• _Data in this exercise_
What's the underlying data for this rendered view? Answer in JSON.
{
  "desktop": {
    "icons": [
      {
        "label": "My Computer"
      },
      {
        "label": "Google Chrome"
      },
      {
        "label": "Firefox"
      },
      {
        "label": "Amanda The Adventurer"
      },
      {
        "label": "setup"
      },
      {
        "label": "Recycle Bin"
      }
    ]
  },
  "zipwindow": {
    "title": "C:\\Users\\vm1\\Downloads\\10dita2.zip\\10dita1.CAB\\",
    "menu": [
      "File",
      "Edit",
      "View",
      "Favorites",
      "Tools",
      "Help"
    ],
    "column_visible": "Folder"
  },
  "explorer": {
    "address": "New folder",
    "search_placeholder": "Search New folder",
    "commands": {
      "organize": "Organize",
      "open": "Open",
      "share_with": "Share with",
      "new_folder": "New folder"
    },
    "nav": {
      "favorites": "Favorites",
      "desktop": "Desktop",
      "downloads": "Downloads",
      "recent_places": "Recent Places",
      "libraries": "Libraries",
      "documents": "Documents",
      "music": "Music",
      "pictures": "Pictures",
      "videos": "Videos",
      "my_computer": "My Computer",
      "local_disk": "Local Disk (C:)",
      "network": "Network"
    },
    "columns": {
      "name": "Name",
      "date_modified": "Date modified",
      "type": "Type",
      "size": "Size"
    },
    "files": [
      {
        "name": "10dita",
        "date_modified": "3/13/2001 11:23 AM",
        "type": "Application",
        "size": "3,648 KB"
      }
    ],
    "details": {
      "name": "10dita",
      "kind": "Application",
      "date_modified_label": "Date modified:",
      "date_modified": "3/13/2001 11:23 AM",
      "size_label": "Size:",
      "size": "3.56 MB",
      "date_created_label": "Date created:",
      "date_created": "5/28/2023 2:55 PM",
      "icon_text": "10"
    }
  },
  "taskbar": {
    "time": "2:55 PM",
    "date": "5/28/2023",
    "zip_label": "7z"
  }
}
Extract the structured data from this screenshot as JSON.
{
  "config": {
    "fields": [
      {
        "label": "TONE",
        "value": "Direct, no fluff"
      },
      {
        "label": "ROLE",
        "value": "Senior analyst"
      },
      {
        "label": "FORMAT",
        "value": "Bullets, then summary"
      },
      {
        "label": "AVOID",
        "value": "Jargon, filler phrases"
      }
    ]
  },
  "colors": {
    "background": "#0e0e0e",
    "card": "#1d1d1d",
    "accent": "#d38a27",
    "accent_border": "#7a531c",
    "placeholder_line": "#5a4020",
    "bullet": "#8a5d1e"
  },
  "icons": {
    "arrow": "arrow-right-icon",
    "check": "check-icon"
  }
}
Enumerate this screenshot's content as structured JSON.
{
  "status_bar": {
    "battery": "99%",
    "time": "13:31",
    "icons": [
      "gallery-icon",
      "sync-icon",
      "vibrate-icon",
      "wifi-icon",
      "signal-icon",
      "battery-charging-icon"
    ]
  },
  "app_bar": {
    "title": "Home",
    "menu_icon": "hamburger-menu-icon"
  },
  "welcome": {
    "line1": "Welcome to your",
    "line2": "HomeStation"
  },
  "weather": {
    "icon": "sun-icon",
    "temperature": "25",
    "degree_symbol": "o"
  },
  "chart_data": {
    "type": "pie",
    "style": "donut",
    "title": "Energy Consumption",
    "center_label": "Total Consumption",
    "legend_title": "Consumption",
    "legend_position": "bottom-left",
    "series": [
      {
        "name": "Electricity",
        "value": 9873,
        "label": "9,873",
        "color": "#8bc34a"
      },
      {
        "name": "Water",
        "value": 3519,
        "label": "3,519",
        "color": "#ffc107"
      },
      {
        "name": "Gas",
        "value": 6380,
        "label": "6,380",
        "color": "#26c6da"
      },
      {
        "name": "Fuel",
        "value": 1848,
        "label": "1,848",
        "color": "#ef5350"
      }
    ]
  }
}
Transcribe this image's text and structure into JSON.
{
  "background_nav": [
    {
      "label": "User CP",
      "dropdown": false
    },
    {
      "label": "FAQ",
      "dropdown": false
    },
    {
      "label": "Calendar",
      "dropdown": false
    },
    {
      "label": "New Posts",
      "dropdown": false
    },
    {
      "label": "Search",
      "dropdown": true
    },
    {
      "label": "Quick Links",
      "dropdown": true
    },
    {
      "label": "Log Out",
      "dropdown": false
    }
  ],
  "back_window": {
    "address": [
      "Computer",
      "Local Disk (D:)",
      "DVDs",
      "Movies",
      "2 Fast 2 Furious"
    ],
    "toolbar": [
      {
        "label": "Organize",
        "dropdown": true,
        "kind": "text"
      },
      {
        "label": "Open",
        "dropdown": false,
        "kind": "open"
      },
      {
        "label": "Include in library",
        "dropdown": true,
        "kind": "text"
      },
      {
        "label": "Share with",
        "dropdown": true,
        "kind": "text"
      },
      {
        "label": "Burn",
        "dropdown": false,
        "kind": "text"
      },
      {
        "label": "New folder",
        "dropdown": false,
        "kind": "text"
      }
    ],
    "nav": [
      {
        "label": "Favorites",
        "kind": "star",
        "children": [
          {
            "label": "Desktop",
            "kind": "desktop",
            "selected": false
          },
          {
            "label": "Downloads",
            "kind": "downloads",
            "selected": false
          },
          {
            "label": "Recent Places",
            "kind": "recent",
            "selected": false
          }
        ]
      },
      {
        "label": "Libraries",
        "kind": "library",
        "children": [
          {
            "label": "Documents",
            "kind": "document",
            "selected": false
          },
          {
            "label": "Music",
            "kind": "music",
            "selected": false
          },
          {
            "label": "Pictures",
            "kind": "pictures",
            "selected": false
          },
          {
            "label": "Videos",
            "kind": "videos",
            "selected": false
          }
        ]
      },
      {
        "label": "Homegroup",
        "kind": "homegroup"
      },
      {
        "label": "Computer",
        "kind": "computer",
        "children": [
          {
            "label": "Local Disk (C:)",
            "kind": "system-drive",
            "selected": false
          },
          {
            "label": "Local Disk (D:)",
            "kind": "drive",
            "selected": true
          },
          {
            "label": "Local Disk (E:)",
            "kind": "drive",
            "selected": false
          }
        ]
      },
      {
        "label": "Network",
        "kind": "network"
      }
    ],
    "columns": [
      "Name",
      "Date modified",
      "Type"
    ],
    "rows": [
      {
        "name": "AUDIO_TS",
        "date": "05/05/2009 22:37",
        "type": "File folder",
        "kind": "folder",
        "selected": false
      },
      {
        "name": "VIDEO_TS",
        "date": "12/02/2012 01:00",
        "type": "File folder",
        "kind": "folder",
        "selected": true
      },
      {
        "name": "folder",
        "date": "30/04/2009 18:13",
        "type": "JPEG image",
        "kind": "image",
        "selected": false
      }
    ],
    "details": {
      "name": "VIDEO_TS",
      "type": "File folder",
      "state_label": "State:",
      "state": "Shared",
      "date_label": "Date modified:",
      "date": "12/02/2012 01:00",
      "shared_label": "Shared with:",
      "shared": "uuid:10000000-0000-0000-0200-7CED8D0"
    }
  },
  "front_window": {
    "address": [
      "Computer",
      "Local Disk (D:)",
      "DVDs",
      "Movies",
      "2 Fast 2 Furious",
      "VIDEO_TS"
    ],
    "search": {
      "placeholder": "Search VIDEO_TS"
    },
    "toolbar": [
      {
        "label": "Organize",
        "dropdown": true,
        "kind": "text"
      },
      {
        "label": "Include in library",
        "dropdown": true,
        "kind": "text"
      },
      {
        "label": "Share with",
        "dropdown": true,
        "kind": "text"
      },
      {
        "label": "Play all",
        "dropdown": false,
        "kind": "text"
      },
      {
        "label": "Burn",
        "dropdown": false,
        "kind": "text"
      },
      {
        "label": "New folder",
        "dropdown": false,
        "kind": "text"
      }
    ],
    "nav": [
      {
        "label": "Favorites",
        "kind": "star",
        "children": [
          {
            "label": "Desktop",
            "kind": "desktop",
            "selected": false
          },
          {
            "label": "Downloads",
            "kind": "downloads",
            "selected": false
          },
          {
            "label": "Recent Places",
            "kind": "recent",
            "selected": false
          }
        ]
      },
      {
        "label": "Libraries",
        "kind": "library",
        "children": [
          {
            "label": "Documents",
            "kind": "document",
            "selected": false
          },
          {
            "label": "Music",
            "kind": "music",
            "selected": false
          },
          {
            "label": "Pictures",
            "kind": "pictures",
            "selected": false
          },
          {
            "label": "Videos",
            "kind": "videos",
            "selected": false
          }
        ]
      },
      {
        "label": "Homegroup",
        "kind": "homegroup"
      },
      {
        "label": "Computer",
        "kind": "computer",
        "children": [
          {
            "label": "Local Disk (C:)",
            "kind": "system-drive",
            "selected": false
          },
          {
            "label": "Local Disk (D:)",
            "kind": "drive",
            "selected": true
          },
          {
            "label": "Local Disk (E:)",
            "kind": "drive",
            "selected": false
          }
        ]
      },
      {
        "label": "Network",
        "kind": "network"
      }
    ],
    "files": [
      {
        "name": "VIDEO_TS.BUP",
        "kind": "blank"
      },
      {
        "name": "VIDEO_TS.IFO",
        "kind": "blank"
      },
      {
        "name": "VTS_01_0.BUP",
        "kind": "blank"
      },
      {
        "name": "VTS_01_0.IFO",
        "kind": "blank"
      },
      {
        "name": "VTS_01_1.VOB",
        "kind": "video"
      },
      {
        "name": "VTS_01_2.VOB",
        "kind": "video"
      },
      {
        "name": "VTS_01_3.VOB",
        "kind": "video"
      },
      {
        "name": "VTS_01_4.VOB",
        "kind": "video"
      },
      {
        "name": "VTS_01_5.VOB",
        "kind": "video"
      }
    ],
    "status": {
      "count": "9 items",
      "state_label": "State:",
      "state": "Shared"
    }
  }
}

• _Job_
Using the entries above, find all lines with "screenshot". Copy them.

• _The output_
Extract the structured data from this screenshot as JSON.
Enumerate this screenshot's content as structured JSON.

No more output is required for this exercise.